■ DATA EXCERPTS:
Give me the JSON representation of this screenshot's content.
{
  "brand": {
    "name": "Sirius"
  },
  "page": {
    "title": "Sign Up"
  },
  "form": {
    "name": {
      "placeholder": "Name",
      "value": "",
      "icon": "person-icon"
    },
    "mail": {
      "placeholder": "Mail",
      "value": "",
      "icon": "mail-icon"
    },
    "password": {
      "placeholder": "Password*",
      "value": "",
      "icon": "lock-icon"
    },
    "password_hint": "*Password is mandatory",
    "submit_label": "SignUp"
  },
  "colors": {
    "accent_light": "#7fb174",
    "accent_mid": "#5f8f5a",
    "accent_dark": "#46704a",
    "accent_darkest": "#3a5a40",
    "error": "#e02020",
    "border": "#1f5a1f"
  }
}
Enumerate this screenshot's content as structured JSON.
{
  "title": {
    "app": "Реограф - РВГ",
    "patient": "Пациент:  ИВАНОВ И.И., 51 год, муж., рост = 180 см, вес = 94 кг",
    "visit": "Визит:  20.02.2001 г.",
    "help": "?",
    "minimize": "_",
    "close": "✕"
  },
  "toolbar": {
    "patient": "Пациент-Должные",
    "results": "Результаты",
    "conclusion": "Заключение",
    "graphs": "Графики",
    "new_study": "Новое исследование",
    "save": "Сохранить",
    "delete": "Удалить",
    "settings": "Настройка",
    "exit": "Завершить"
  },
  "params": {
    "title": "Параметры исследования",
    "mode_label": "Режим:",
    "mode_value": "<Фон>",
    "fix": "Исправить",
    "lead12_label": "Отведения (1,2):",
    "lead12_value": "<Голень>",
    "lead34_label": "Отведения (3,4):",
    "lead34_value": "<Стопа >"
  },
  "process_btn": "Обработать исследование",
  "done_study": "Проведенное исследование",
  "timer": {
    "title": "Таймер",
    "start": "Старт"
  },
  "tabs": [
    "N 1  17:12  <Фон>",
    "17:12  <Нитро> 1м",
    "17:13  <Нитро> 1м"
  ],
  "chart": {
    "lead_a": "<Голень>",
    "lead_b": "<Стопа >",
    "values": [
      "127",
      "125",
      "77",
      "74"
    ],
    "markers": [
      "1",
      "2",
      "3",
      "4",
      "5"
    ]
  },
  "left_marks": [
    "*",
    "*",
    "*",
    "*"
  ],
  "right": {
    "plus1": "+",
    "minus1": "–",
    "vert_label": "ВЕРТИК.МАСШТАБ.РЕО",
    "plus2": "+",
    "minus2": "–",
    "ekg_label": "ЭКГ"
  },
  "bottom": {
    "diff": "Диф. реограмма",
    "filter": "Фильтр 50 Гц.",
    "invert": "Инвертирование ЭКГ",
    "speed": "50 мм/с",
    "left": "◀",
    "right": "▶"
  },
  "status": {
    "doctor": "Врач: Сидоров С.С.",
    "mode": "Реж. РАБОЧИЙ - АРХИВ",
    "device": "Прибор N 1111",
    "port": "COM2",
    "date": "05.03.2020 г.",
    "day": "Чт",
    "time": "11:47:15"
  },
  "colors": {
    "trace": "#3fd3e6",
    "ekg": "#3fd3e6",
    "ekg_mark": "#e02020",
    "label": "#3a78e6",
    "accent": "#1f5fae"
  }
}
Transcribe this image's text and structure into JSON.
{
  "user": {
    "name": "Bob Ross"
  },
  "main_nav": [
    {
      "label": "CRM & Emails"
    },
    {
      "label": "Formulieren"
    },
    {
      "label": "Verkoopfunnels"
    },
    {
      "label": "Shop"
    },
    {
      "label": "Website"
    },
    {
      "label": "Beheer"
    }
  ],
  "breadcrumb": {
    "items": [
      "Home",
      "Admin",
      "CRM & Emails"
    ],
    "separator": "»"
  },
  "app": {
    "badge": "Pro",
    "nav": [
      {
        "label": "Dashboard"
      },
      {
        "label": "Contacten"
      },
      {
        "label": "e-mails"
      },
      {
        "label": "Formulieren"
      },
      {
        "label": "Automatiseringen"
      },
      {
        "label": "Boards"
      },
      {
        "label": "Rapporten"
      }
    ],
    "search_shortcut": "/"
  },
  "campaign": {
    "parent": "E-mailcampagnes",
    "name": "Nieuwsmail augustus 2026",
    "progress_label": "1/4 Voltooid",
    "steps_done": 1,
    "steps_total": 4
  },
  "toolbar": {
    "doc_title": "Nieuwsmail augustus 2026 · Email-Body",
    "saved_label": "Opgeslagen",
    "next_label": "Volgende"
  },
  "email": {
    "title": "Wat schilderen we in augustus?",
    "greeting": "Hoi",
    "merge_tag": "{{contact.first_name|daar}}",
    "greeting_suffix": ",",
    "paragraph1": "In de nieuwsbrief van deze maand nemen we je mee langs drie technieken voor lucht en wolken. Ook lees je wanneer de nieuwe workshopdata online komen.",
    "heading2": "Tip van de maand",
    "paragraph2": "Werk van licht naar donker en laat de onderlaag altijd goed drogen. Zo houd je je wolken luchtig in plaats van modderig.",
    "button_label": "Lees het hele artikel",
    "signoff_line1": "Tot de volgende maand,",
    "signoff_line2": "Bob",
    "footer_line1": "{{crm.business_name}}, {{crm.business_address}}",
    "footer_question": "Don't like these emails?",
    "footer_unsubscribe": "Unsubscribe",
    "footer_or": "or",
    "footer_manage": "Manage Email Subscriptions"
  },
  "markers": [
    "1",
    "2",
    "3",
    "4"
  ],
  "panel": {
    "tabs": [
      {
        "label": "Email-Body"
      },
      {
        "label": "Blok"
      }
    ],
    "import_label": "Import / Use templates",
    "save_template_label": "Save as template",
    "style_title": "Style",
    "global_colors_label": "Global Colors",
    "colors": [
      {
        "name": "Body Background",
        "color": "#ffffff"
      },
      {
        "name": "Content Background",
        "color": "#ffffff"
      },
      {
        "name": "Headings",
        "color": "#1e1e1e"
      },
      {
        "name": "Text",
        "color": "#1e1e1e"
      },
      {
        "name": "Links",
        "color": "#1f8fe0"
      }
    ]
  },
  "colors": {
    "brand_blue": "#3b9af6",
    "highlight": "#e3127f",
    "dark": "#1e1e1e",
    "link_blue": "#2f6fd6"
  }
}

■ EXERCISE:
Output the complete data exactly as written.

■ TASK RESULT:
Give me the JSON representation of this screenshot's content.
{
  "brand": {
    "name": "Sirius"
  },
  "page": {
    "title": "Sign Up"
  },
  "form": {
    "name": {
      "placeholder": "Name",
      "value": "",
      "icon": "person-icon"
    },
    "mail": {
      "placeholder": "Mail",
      "value": "",
      "icon": "mail-icon"
    },
    "password": {
      "placeholder": "Password*",
      "value": "",
      "icon": "lock-icon"
    },
    "password_hint": "*Password is mandatory",
    "submit_label": "SignUp"
  },
  "colors": {
    "accent_light": "#7fb174",
    "accent_mid": "#5f8f5a",
    "accent_dark": "#46704a",
    "accent_darkest": "#3a5a40",
    "error": "#e02020",
    "border": "#1f5a1f"
  }
}
Enumerate this screenshot's content as structured JSON.
{
  "title": {
    "app": "Реограф - РВГ",
    "patient": "Пациент:  ИВАНОВ И.И., 51 год, муж., рост = 180 см, вес = 94 кг",
    "visit": "Визит:  20.02.2001 г.",
    "help": "?",
    "minimize": "_",
    "close": "✕"
  },
  "toolbar": {
    "patient": "Пациент-Должные",
    "results": "Результаты",
    "conclusion": "Заключение",
    "graphs": "Графики",
    "new_study": "Новое исследование",
    "save": "Сохранить",
    "delete": "Удалить",
    "settings": "Настройка",
    "exit": "Завершить"
  },
  "params": {
    "title": "Параметры исследования",
    "mode_label": "Режим:",
    "mode_value": "<Фон>",
    "fix": "Исправить",
    "lead12_label": "Отведения (1,2):",
    "lead12_value": "<Голень>",
    "lead34_label": "Отведения (3,4):",
    "lead34_value": "<Стопа >"
  },
  "process_btn": "Обработать исследование",
  "done_study": "Проведенное исследование",
  "timer": {
    "title": "Таймер",
    "start": "Старт"
  },
  "tabs": [
    "N 1  17:12  <Фон>",
    "17:12  <Нитро> 1м",
    "17:13  <Нитро> 1м"
  ],
  "chart": {
    "lead_a": "<Голень>",
    "lead_b": "<Стопа >",
    "values": [
      "127",
      "125",
      "77",
      "74"
    ],
    "markers": [
      "1",
      "2",
      "3",
      "4",
      "5"
    ]
  },
  "left_marks": [
    "*",
    "*",
    "*",
    "*"
  ],
  "right": {
    "plus1": "+",
    "minus1": "–",
    "vert_label": "ВЕРТИК.МАСШТАБ.РЕО",
    "plus2": "+",
    "minus2": "–",
    "ekg_label": "ЭКГ"
  },
  "bottom": {
    "diff": "Диф. реограмма",
    "filter": "Фильтр 50 Гц.",
    "invert": "Инвертирование ЭКГ",
    "speed": "50 мм/с",
    "left": "◀",
    "right": "▶"
  },
  "status": {
    "doctor": "Врач: Сидоров С.С.",
    "mode": "Реж. РАБОЧИЙ - АРХИВ",
    "device": "Прибор N 1111",
    "port": "COM2",
    "date": "05.03.2020 г.",
    "day": "Чт",
    "time": "11:47:15"
  },
  "colors": {
    "trace": "#3fd3e6",
    "ekg": "#3fd3e6",
    "ekg_mark": "#e02020",
    "label": "#3a78e6",
    "accent": "#1f5fae"
  }
}
Transcribe this image's text and structure into JSON.
{
  "user": {
    "name": "Bob Ross"
  },
  "main_nav": [
    {
      "label": "CRM & Emails"
    },
    {
      "label": "Formulieren"
    },
    {
      "label": "Verkoopfunnels"
    },
    {
      "label": "Shop"
    },
    {
      "label": "Website"
    },
    {
      "label": "Beheer"
    }
  ],
  "breadcrumb": {
    "items": [
      "Home",
      "Admin",
      "CRM & Emails"
    ],
    "separator": "»"
  },
  "app": {
    "badge": "Pro",
    "nav": [
      {
        "label": "Dashboard"
      },
      {
        "label": "Contacten"
      },
      {
        "label": "e-mails"
      },
      {
        "label": "Formulieren"
      },
      {
        "label": "Automatiseringen"
      },
      {
        "label": "Boards"
      },
      {
        "label": "Rapporten"
      }
    ],
    "search_shortcut": "/"
  },
  "campaign": {
    "parent": "E-mailcampagnes",
    "name": "Nieuwsmail augustus 2026",
    "progress_label": "1/4 Voltooid",
    "steps_done": 1,
    "steps_total": 4
  },
  "toolbar": {
    "doc_title": "Nieuwsmail augustus 2026 · Email-Body",
    "saved_label": "Opgeslagen",
    "next_label": "Volgende"
  },
  "email": {
    "title": "Wat schilderen we in augustus?",
    "greeting": "Hoi",
    "merge_tag": "{{contact.first_name|daar}}",
    "greeting_suffix": ",",
    "paragraph1": "In de nieuwsbrief van deze maand nemen we je mee langs drie technieken voor lucht en wolken. Ook lees je wanneer de nieuwe workshopdata online komen.",
    "heading2": "Tip van de maand",
    "paragraph2": "Werk van licht naar donker en laat de onderlaag altijd goed drogen. Zo houd je je wolken luchtig in plaats van modderig.",
    "button_label": "Lees het hele artikel",
    "signoff_line1": "Tot de volgende maand,",
    "signoff_line2": "Bob",
    "footer_line1": "{{crm.business_name}}, {{crm.business_address}}",
    "footer_question": "Don't like these emails?",
    "footer_unsubscribe": "Unsubscribe",
    "footer_or": "or",
    "footer_manage": "Manage Email Subscriptions"
  },
  "markers": [
    "1",
    "2",
    "3",
    "4"
  ],
  "panel": {
    "tabs": [
      {
        "label": "Email-Body"
      },
      {
        "label": "Blok"
      }
    ],
    "import_label": "Import / Use templates",
    "save_template_label": "Save as template",
    "style_title": "Style",
    "global_colors_label": "Global Colors",
    "colors": [
      {
        "name": "Body Background",
        "color": "#ffffff"
      },
      {
        "name": "Content Background",
        "color": "#ffffff"
      },
      {
        "name": "Headings",
        "color": "#1e1e1e"
      },
      {
        "name": "Text",
        "color": "#1e1e1e"
      },
      {
        "name": "Links",
        "color": "#1f8fe0"
      }
    ]
  },
  "colors": {
    "brand_blue": "#3b9af6",
    "highlight": "#e3127f",
    "dark": "#1e1e1e",
    "link_blue": "#2f6fd6"
  }
}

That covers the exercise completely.